### Given request
Can you write out the whole listing exactly?

Dataset entries:
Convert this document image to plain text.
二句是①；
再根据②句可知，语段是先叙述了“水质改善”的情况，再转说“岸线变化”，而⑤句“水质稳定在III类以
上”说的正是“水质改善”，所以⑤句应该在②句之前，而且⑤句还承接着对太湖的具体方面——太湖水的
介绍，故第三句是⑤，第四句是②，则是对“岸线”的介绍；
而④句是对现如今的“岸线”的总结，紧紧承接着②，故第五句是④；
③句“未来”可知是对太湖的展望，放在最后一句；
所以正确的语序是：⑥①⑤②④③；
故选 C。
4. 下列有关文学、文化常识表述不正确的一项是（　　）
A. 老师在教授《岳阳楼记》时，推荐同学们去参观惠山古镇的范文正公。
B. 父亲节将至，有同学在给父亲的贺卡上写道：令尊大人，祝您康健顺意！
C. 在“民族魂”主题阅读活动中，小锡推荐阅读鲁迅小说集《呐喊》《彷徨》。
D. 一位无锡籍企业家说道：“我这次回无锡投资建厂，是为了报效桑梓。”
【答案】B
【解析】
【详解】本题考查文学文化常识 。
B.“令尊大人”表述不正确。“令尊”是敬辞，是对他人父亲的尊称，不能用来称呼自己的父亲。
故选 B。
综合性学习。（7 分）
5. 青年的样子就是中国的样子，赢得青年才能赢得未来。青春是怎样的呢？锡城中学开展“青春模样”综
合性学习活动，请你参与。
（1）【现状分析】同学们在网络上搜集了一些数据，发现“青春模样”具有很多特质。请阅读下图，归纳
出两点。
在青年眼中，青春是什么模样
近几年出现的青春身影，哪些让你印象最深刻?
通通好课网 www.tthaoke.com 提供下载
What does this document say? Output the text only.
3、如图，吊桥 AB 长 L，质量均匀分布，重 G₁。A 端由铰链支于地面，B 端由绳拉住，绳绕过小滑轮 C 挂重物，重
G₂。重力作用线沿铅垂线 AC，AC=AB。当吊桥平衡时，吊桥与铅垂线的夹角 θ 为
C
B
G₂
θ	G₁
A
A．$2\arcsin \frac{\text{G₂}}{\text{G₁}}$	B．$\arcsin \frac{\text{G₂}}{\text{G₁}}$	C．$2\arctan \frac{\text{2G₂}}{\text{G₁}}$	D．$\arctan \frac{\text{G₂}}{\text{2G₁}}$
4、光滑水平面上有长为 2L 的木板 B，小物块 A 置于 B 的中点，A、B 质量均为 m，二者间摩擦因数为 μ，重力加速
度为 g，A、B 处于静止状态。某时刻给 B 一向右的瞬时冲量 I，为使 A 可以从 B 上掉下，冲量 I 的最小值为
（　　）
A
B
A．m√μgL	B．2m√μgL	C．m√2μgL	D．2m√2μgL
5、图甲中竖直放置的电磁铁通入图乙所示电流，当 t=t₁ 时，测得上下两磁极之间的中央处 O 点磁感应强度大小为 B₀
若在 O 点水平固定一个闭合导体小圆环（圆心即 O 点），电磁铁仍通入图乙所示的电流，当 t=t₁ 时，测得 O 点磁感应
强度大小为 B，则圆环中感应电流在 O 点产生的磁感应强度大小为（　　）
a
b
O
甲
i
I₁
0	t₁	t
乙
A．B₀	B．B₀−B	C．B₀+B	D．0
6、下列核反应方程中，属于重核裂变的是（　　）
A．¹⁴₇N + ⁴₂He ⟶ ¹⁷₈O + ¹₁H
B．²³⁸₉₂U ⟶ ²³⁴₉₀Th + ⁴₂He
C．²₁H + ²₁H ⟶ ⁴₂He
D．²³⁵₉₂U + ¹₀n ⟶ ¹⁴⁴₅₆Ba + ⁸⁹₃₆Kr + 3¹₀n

### Right answer
Convert this document image to plain text.
二句是①；
再根据②句可知，语段是先叙述了“水质改善”的情况，再转说“岸线变化”，而⑤句“水质稳定在III类以
上”说的正是“水质改善”，所以⑤句应该在②句之前，而且⑤句还承接着对太湖的具体方面——太湖水的
介绍，故第三句是⑤，第四句是②，则是对“岸线”的介绍；
而④句是对现如今的“岸线”的总结，紧紧承接着②，故第五句是④；
③句“未来”可知是对太湖的展望，放在最后一句；
所以正确的语序是：⑥①⑤②④③；
故选 C。
4. 下列有关文学、文化常识表述不正确的一项是（　　）
A. 老师在教授《岳阳楼记》时，推荐同学们去参观惠山古镇的范文正公。
B. 父亲节将至，有同学在给父亲的贺卡上写道：令尊大人，祝您康健顺意！
C. 在“民族魂”主题阅读活动中，小锡推荐阅读鲁迅小说集《呐喊》《彷徨》。
D. 一位无锡籍企业家说道：“我这次回无锡投资建厂，是为了报效桑梓。”
【答案】B
【解析】
【详解】本题考查文学文化常识 。
B.“令尊大人”表述不正确。“令尊”是敬辞，是对他人父亲的尊称，不能用来称呼自己的父亲。
故选 B。
综合性学习。（7 分）
5. 青年的样子就是中国的样子，赢得青年才能赢得未来。青春是怎样的呢？锡城中学开展“青春模样”综
合性学习活动，请你参与。
（1）【现状分析】同学们在网络上搜集了一些数据，发现“青春模样”具有很多特质。请阅读下图，归纳
出两点。
在青年眼中，青春是什么模样
近几年出现的青春身影，哪些让你印象最深刻?
通通好课网 www.tthaoke.com 提供下载
What does this document say? Output the text only.
3、如图，吊桥 AB 长 L，质量均匀分布，重 G₁。A 端由铰链支于地面，B 端由绳拉住，绳绕过小滑轮 C 挂重物，重
G₂。重力作用线沿铅垂线 AC，AC=AB。当吊桥平衡时，吊桥与铅垂线的夹角 θ 为
C
B
G₂
θ	G₁
A
A．$2\arcsin \frac{\text{G₂}}{\text{G₁}}$	B．$\arcsin \frac{\text{G₂}}{\text{G₁}}$	C．$2\arctan \frac{\text{2G₂}}{\text{G₁}}$	D．$\arctan \frac{\text{G₂}}{\text{2G₁}}$
4、光滑水平面上有长为 2L 的木板 B，小物块 A 置于 B 的中点，A、B 质量均为 m，二者间摩擦因数为 μ，重力加速
度为 g，A、B 处于静止状态。某时刻给 B 一向右的瞬时冲量 I，为使 A 可以从 B 上掉下，冲量 I 的最小值为
（　　）
A
B
A．m√μgL	B．2m√μgL	C．m√2μgL	D．2m√2μgL
5、图甲中竖直放置的电磁铁通入图乙所示电流，当 t=t₁ 时，测得上下两磁极之间的中央处 O 点磁感应强度大小为 B₀
若在 O 点水平固定一个闭合导体小圆环（圆心即 O 点），电磁铁仍通入图乙所示的电流，当 t=t₁ 时，测得 O 点磁感应
强度大小为 B，则圆环中感应电流在 O 点产生的磁感应强度大小为（　　）
a
b
O
甲
i
I₁
0	t₁	t
乙
A．B₀	B．B₀−B	C．B₀+B	D．0
6、下列核反应方程中，属于重核裂变的是（　　）
A．¹⁴₇N + ⁴₂He ⟶ ¹⁷₈O + ¹₁H
B．²³⁸₉₂U ⟶ ²³⁴₉₀Th + ⁴₂He
C．²₁H + ²₁H ⟶ ⁴₂He
D．²³⁵₉₂U + ¹₀n ⟶ ¹⁴⁴₅₆Ba + ⁸⁹₃₆Kr + 3¹₀n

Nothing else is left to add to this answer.